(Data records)
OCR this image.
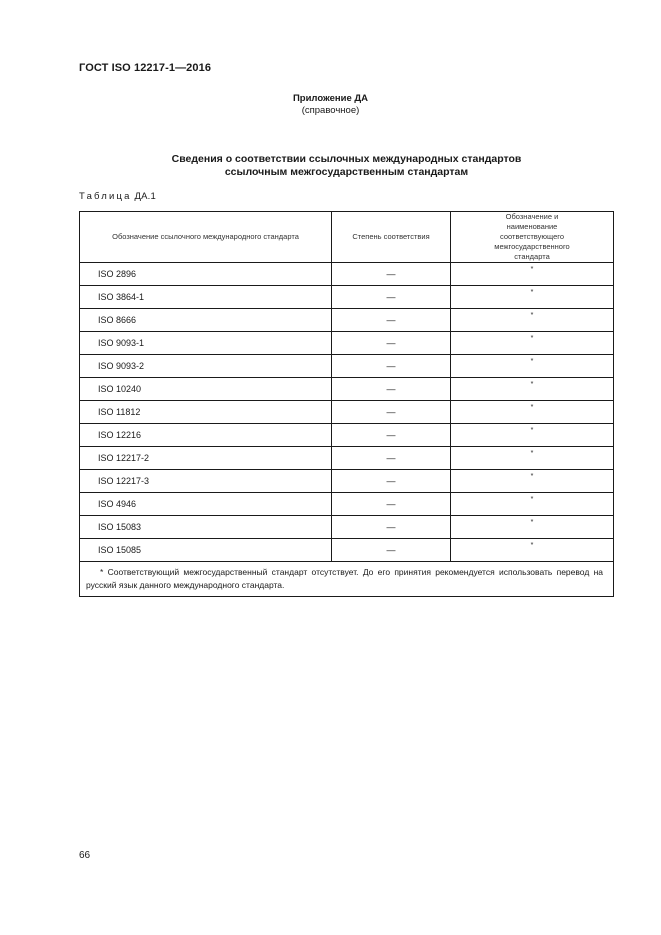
ГОСТ ISO 12217-1—2016
Приложение ДА
(справочное)
Сведения о соответствии ссылочных международных стандартов
ссылочным межгосударственным стандартам
Таблица ДА.1
Обозначение ссылочного международного стандарта	Степень соответствия	Обозначение и наименование соответствующего межгосударственного стандарта
ISO 2896	—	*
ISO 3864-1	—	*
ISO 8666	—	*
ISO 9093-1	—	*
ISO 9093-2	—	*
ISO 10240	—	*
ISO 11812	—	*
ISO 12216	—	*
ISO 12217-2	—	*
ISO 12217-3	—	*
ISO 4946	—	*
ISO 15083	—	*
ISO 15085	—	*
* Соответствующий межгосударственный стандарт отсутствует. До его принятия рекомендуется использовать перевод на русский язык данного международного стандарта.		
66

What to produce: From the records given above, reproduce all text exactly and exclude each picture.

Solution to this task:
OCR this image.
ГОСТ ISO 12217-1—2016
Приложение ДА
(справочное)
Сведения о соответствии ссылочных международных стандартов
ссылочным межгосударственным стандартам
Таблица ДА.1
Обозначение ссылочного международного стандарта	Степень соответствия	Обозначение и наименование соответствующего межгосударственного стандарта
ISO 2896	—	*
ISO 3864-1	—	*
ISO 8666	—	*
ISO 9093-1	—	*
ISO 9093-2	—	*
ISO 10240	—	*
ISO 11812	—	*
ISO 12216	—	*
ISO 12217-2	—	*
ISO 12217-3	—	*
ISO 4946	—	*
ISO 15083	—	*
ISO 15085	—	*
* Соответствующий межгосударственный стандарт отсутствует. До его принятия рекомендуется использовать перевод на русский язык данного международного стандарта.		
66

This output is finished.